> Required task
Scan the listing below and copy every line holding "distort".

> Dataset entries
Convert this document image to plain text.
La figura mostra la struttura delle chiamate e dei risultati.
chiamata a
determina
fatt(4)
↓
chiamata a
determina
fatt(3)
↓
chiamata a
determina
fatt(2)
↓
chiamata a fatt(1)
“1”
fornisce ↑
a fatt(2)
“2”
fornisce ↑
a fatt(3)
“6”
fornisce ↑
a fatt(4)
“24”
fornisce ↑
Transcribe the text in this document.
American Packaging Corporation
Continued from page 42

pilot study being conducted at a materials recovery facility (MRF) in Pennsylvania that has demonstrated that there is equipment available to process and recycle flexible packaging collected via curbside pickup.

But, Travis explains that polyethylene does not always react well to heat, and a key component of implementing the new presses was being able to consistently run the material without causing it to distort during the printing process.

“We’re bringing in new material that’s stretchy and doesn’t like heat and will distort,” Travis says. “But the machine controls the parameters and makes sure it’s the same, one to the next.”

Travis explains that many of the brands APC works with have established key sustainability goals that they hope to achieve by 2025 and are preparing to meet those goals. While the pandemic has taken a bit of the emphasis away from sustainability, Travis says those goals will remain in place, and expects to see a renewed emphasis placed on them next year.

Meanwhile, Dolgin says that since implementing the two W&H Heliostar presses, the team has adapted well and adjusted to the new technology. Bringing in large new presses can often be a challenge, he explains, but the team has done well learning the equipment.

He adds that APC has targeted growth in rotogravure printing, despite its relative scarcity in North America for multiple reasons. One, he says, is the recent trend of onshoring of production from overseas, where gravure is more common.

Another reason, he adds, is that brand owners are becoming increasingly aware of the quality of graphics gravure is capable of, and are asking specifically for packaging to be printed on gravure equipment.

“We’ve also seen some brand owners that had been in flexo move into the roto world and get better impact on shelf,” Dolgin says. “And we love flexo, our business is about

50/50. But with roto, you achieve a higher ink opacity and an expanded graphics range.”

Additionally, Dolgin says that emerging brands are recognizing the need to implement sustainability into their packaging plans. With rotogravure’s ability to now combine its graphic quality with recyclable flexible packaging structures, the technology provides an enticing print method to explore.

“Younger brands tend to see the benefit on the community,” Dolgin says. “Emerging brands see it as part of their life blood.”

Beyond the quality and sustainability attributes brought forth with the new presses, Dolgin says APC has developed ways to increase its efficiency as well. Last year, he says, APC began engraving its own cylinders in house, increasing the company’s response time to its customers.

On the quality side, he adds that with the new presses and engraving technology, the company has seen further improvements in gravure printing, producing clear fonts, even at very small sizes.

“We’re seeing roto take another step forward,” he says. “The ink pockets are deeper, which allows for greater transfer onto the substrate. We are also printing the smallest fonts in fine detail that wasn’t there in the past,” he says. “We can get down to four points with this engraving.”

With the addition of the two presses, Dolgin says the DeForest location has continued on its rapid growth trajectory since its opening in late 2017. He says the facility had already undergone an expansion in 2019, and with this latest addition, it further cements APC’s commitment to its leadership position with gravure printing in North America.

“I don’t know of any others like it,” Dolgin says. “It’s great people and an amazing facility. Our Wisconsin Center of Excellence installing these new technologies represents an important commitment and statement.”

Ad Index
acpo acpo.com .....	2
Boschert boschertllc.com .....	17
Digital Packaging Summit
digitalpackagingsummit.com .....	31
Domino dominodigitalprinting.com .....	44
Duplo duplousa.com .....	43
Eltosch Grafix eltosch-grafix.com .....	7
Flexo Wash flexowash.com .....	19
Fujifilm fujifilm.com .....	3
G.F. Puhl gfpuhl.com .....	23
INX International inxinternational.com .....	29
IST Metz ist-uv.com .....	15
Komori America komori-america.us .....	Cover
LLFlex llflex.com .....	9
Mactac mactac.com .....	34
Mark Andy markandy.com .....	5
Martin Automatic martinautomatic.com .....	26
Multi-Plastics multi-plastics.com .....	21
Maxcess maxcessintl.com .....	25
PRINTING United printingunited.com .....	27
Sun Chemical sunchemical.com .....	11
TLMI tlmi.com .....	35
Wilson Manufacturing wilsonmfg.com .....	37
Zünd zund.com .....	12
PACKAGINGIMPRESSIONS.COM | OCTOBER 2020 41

> Response to the exercise
But, Travis explains that polyethylene does not always react well to heat, and a key component of implementing the new presses was being able to consistently run the material without causing it to distort during the printing process.
“We’re bringing in new material that’s stretchy and doesn’t like heat and will distort,” Travis says. “But the machine controls the parameters and makes sure it’s the same, one to the next.”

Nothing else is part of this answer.